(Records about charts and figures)
★ ★ ★ ★ ★
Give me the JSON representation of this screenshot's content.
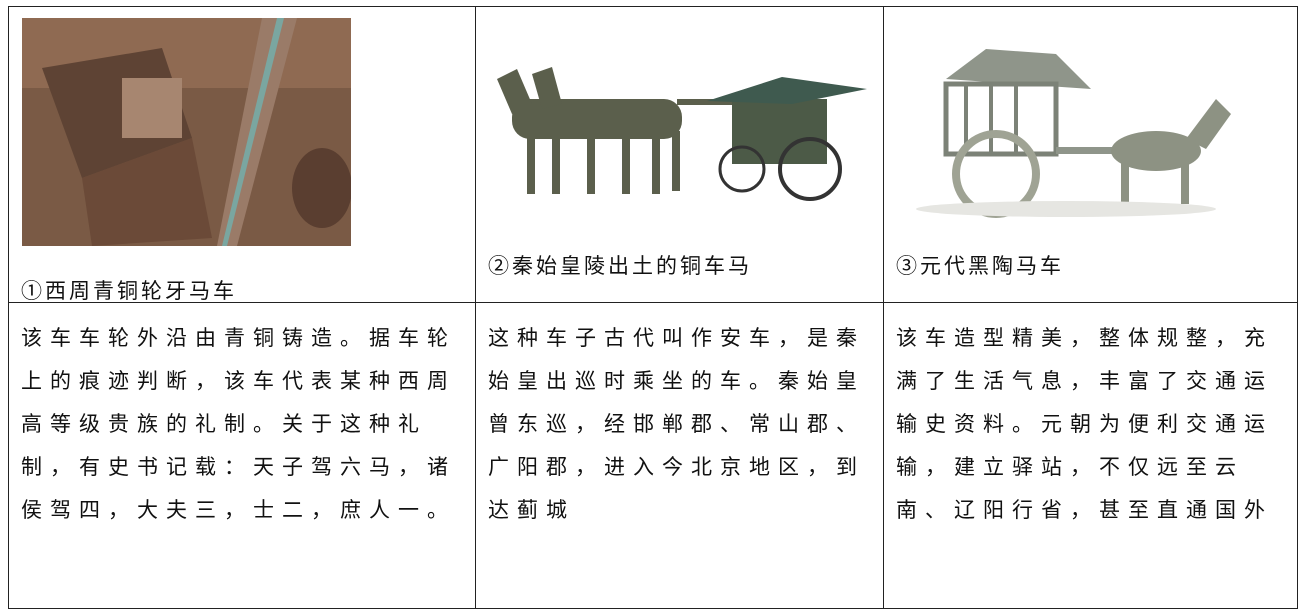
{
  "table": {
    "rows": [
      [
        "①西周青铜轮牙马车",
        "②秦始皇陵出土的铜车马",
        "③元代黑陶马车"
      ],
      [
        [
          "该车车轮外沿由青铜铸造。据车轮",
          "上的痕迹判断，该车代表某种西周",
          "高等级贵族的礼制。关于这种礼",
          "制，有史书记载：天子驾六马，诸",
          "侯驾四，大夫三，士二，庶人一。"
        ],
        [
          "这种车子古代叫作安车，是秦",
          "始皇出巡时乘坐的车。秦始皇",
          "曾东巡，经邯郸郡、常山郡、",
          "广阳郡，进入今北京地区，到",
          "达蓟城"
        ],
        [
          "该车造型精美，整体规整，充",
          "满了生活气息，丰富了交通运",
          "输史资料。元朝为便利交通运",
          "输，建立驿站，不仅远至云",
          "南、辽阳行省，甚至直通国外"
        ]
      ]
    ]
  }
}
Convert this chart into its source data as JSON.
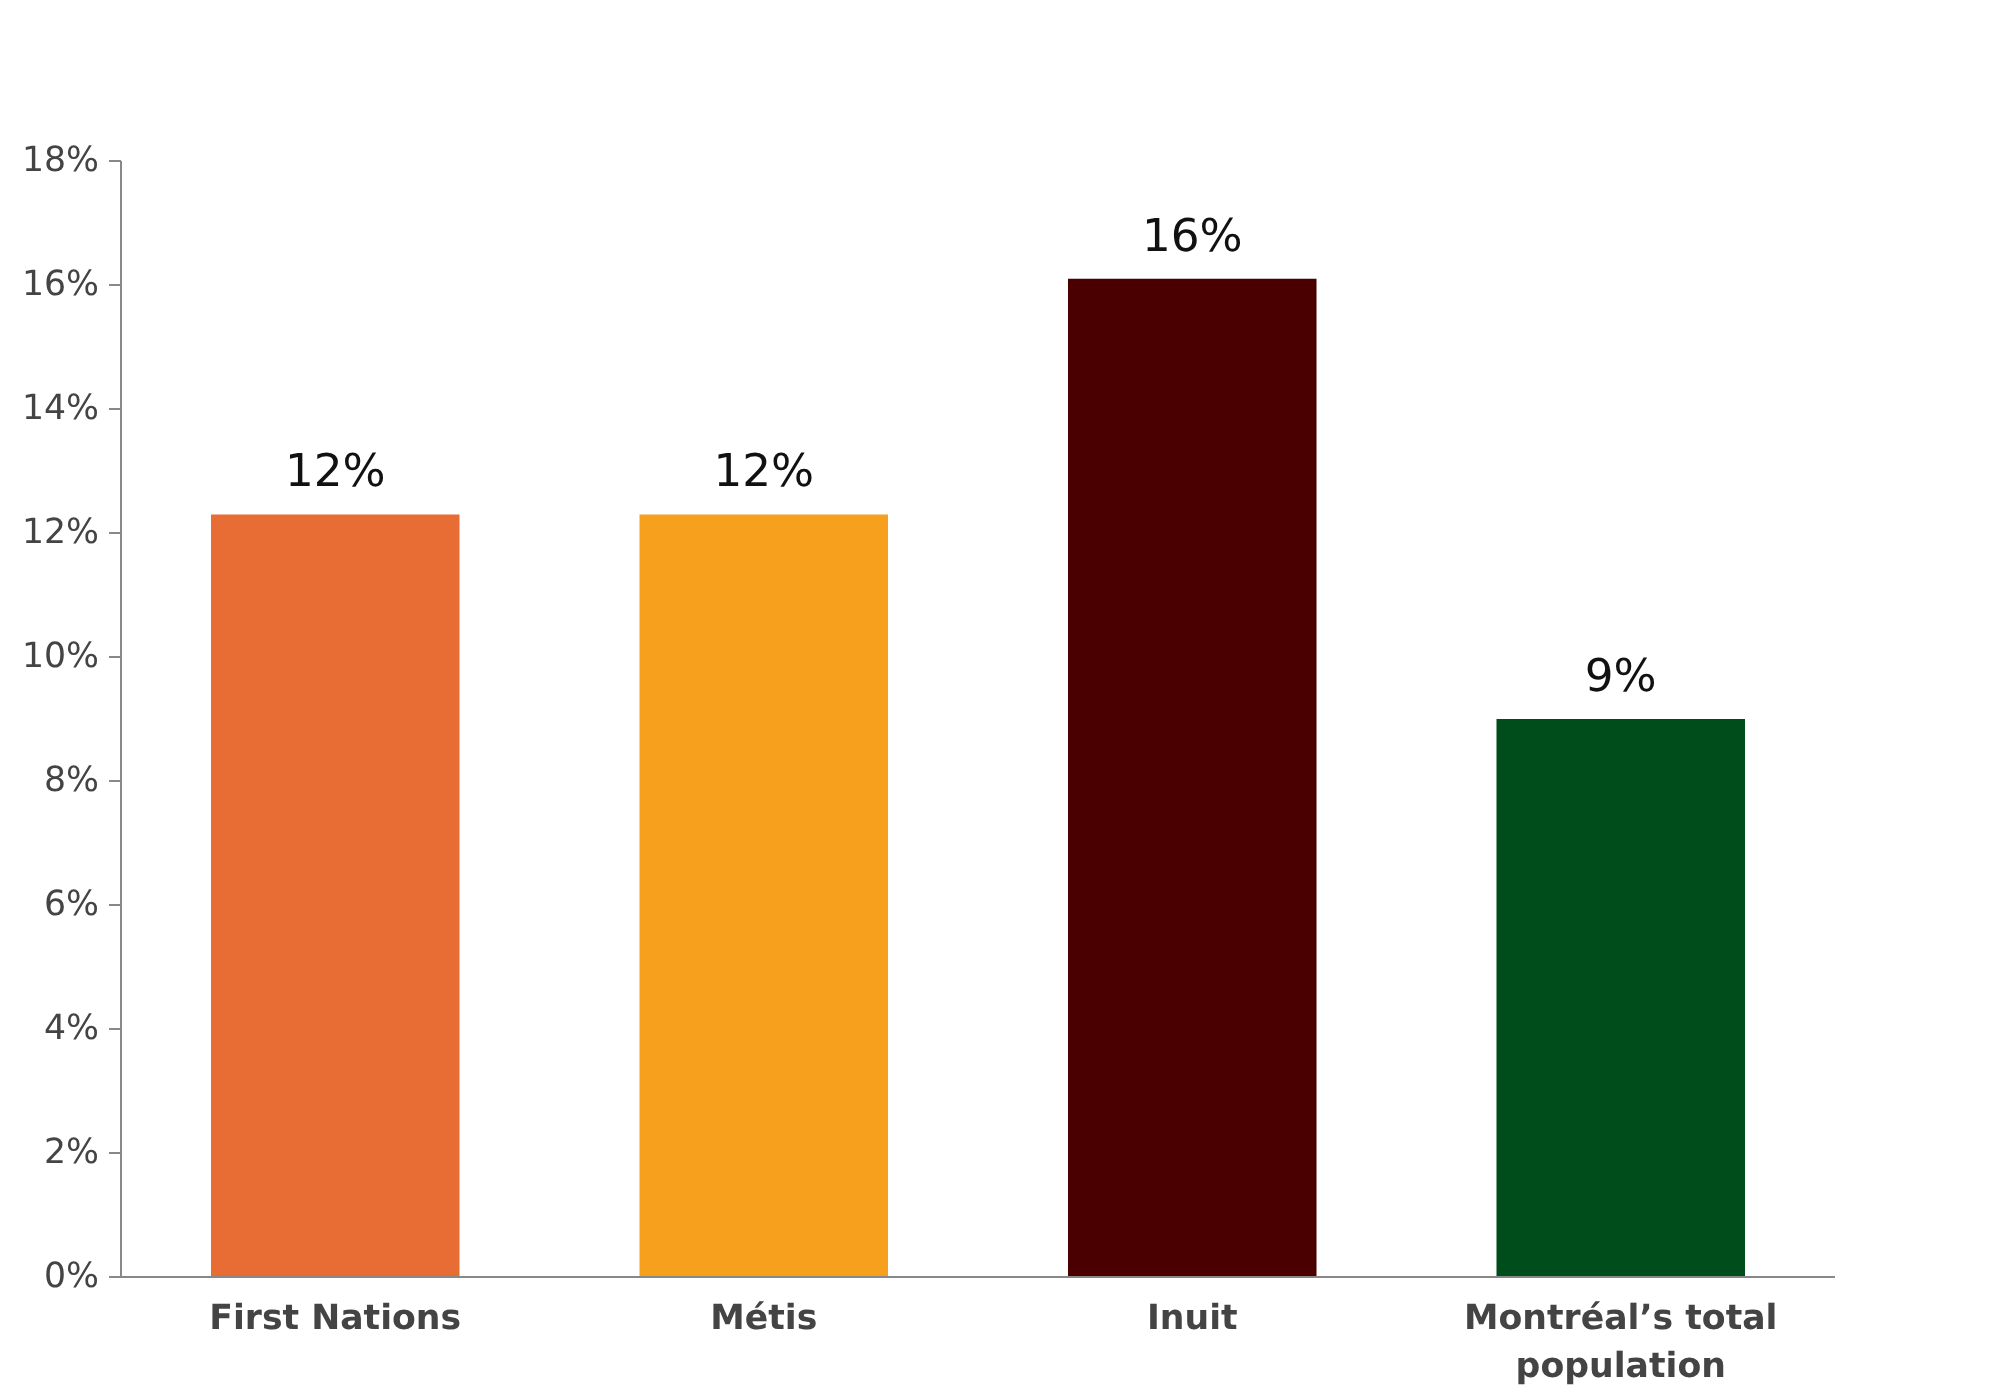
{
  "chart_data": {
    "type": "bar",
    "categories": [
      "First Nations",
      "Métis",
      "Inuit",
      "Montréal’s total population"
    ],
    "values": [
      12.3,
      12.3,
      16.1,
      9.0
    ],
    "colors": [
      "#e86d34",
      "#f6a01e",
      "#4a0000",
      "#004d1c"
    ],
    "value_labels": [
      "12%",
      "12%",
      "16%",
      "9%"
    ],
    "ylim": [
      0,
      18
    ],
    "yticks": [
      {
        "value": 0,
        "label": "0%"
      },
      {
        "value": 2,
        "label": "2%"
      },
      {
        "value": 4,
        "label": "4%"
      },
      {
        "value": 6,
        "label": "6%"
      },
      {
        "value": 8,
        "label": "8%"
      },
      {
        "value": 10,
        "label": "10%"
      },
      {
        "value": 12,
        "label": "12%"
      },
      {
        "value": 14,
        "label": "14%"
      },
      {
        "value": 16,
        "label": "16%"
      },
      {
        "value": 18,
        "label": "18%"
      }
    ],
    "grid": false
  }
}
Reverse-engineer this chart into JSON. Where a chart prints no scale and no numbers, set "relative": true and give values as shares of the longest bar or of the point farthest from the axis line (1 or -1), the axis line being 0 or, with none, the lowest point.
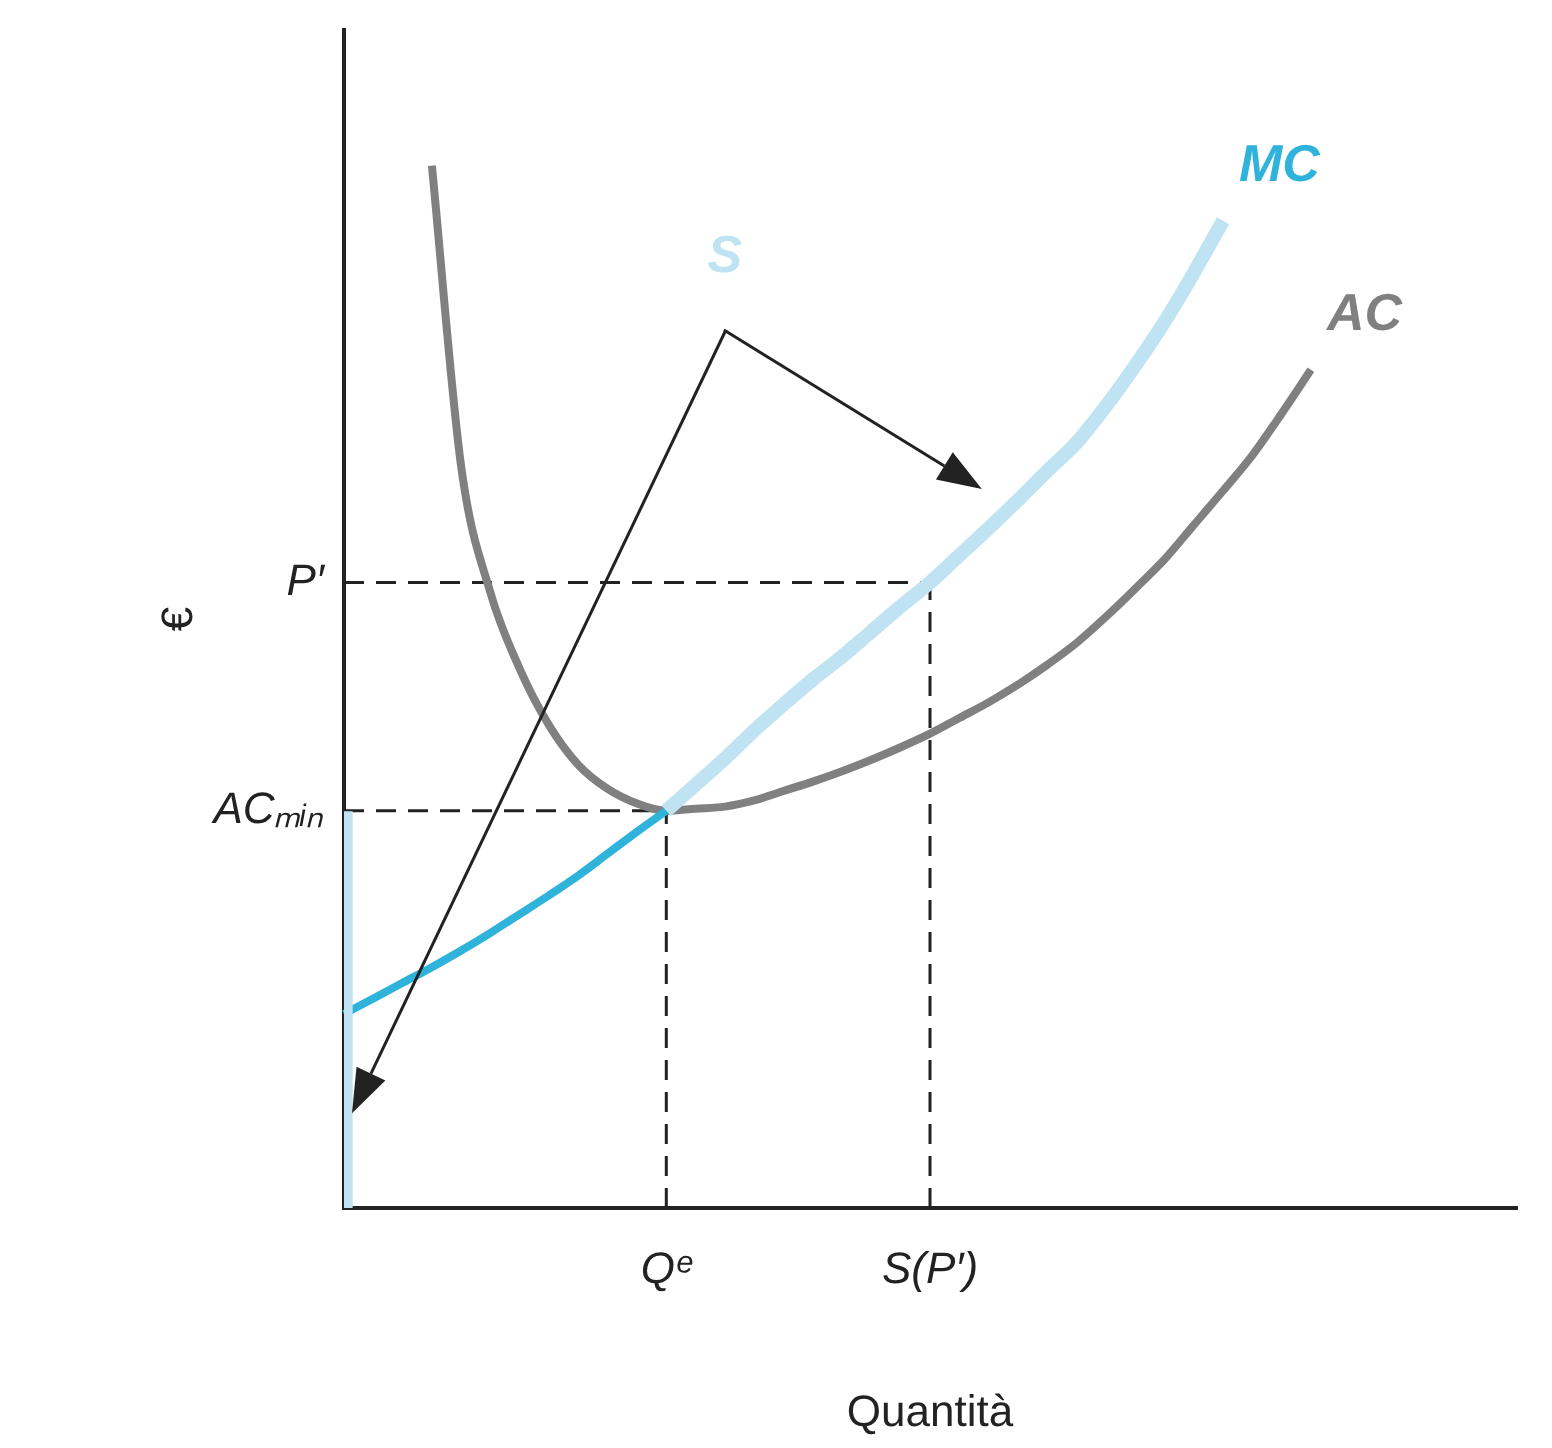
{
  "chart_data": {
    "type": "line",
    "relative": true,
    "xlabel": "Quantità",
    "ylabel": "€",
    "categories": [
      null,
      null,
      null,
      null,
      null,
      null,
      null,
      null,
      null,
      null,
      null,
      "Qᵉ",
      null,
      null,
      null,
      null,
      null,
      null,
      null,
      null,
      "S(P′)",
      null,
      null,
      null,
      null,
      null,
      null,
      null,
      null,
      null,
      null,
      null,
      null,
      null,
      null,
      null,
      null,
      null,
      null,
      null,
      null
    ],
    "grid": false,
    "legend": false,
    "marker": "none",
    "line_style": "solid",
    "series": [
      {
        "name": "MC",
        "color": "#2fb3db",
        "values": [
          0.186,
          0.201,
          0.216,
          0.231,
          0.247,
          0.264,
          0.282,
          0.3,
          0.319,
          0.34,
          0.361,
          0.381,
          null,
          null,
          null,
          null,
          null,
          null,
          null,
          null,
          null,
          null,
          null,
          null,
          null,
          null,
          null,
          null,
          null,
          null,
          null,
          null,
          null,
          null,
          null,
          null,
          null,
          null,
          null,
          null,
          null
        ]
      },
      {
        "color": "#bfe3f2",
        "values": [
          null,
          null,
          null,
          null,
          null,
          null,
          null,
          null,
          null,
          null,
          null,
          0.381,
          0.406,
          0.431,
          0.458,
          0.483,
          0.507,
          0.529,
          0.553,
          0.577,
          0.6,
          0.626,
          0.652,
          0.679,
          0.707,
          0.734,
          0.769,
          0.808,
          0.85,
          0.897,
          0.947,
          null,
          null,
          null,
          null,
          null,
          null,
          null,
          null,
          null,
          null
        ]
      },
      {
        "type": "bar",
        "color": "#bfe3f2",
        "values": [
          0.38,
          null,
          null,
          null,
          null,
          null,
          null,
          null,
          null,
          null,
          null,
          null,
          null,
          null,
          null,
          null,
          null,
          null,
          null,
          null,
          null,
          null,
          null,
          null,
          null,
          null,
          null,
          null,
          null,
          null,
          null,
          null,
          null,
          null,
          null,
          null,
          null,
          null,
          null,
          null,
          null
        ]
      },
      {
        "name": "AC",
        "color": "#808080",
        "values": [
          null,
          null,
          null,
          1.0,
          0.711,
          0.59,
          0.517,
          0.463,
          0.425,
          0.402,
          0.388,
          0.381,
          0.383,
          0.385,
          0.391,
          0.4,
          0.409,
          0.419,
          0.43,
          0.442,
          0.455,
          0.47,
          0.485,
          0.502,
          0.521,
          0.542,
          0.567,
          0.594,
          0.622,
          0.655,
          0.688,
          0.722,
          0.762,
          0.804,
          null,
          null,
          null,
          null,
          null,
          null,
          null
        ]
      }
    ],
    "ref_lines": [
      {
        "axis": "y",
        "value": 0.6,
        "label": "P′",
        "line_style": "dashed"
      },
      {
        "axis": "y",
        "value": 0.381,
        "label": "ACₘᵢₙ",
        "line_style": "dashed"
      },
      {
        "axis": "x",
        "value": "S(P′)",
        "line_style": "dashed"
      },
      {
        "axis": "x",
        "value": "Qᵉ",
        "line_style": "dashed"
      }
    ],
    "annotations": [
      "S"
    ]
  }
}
★ ★ ★ ★ ★
--- What is being asked ---
Return every line of the records exactly as given, pictures excluded.

--- Exercise output ---
Give me the JSON representation of this screenshot's content.
{
  "table": {
    "rows": [
      [
        "①西周青铜轮牙马车",
        "②秦始皇陵出土的铜车马",
        "③元代黑陶马车"
      ],
      [
        [
          "该车车轮外沿由青铜铸造。据车轮",
          "上的痕迹判断，该车代表某种西周",
          "高等级贵族的礼制。关于这种礼",
          "制，有史书记载：天子驾六马，诸",
          "侯驾四，大夫三，士二，庶人一。"
        ],
        [
          "这种车子古代叫作安车，是秦",
          "始皇出巡时乘坐的车。秦始皇",
          "曾东巡，经邯郸郡、常山郡、",
          "广阳郡，进入今北京地区，到",
          "达蓟城"
        ],
        [
          "该车造型精美，整体规整，充",
          "满了生活气息，丰富了交通运",
          "输史资料。元朝为便利交通运",
          "输，建立驿站，不仅远至云",
          "南、辽阳行省，甚至直通国外"
        ]
      ]
    ]
  }
}
Convert this chart into its source data as JSON.
{
  "chart_data": {
    "type": "bar",
    "categories": [
      "First Nations",
      "Métis",
      "Inuit",
      "Montréal’s total population"
    ],
    "values": [
      12.3,
      12.3,
      16.1,
      9.0
    ],
    "colors": [
      "#e86d34",
      "#f6a01e",
      "#4a0000",
      "#004d1c"
    ],
    "value_labels": [
      "12%",
      "12%",
      "16%",
      "9%"
    ],
    "ylim": [
      0,
      18
    ],
    "yticks": [
      {
        "value": 0,
        "label": "0%"
      },
      {
        "value": 2,
        "label": "2%"
      },
      {
        "value": 4,
        "label": "4%"
      },
      {
        "value": 6,
        "label": "6%"
      },
      {
        "value": 8,
        "label": "8%"
      },
      {
        "value": 10,
        "label": "10%"
      },
      {
        "value": 12,
        "label": "12%"
      },
      {
        "value": 14,
        "label": "14%"
      },
      {
        "value": 16,
        "label": "16%"
      },
      {
        "value": 18,
        "label": "18%"
      }
    ],
    "grid": false
  }
}
Reverse-engineer this chart into JSON. Where a chart prints no scale and no numbers, set "relative": true and give values as shares of the longest bar or of the point farthest from the axis line (1 or -1), the axis line being 0 or, with none, the lowest point.
{
  "chart_data": {
    "type": "line",
    "relative": true,
    "xlabel": "Quantità",
    "ylabel": "€",
    "categories": [
      null,
      null,
      null,
      null,
      null,
      null,
      null,
      null,
      null,
      null,
      null,
      "Qᵉ",
      null,
      null,
      null,
      null,
      null,
      null,
      null,
      null,
      "S(P′)",
      null,
      null,
      null,
      null,
      null,
      null,
      null,
      null,
      null,
      null,
      null,
      null,
      null,
      null,
      null,
      null,
      null,
      null,
      null,
      null
    ],
    "grid": false,
    "legend": false,
    "marker": "none",
    "line_style": "solid",
    "series": [
      {
        "name": "MC",
        "color": "#2fb3db",
        "values": [
          0.186,
          0.201,
          0.216,
          0.231,
          0.247,
          0.264,
          0.282,
          0.3,
          0.319,
          0.34,
          0.361,
          0.381,
          null,
          null,
          null,
          null,
          null,
          null,
          null,
          null,
          null,
          null,
          null,
          null,
          null,
          null,
          null,
          null,
          null,
          null,
          null,
          null,
          null,
          null,
          null,
          null,
          null,
          null,
          null,
          null,
          null
        ]
      },
      {
        "color": "#bfe3f2",
        "values": [
          null,
          null,
          null,
          null,
          null,
          null,
          null,
          null,
          null,
          null,
          null,
          0.381,
          0.406,
          0.431,
          0.458,
          0.483,
          0.507,
          0.529,
          0.553,
          0.577,
          0.6,
          0.626,
          0.652,
          0.679,
          0.707,
          0.734,
          0.769,
          0.808,
          0.85,
          0.897,
          0.947,
          null,
          null,
          null,
          null,
          null,
          null,
          null,
          null,
          null,
          null
        ]
      },
      {
        "type": "bar",
        "color": "#bfe3f2",
        "values": [
          0.38,
          null,
          null,
          null,
          null,
          null,
          null,
          null,
          null,
          null,
          null,
          null,
          null,
          null,
          null,
          null,
          null,
          null,
          null,
          null,
          null,
          null,
          null,
          null,
          null,
          null,
          null,
          null,
          null,
          null,
          null,
          null,
          null,
          null,
          null,
          null,
          null,
          null,
          null,
          null,
          null
        ]
      },
      {
        "name": "AC",
        "color": "#808080",
        "values": [
          null,
          null,
          null,
          1.0,
          0.711,
          0.59,
          0.517,
          0.463,
          0.425,
          0.402,
          0.388,
          0.381,
          0.383,
          0.385,
          0.391,
          0.4,
          0.409,
          0.419,
          0.43,
          0.442,
          0.455,
          0.47,
          0.485,
          0.502,
          0.521,
          0.542,
          0.567,
          0.594,
          0.622,
          0.655,
          0.688,
          0.722,
          0.762,
          0.804,
          null,
          null,
          null,
          null,
          null,
          null,
          null
        ]
      }
    ],
    "ref_lines": [
      {
        "axis": "y",
        "value": 0.6,
        "label": "P′",
        "line_style": "dashed"
      },
      {
        "axis": "y",
        "value": 0.381,
        "label": "ACₘᵢₙ",
        "line_style": "dashed"
      },
      {
        "axis": "x",
        "value": "S(P′)",
        "line_style": "dashed"
      },
      {
        "axis": "x",
        "value": "Qᵉ",
        "line_style": "dashed"
      }
    ],
    "annotations": [
      "S"
    ]
  }
}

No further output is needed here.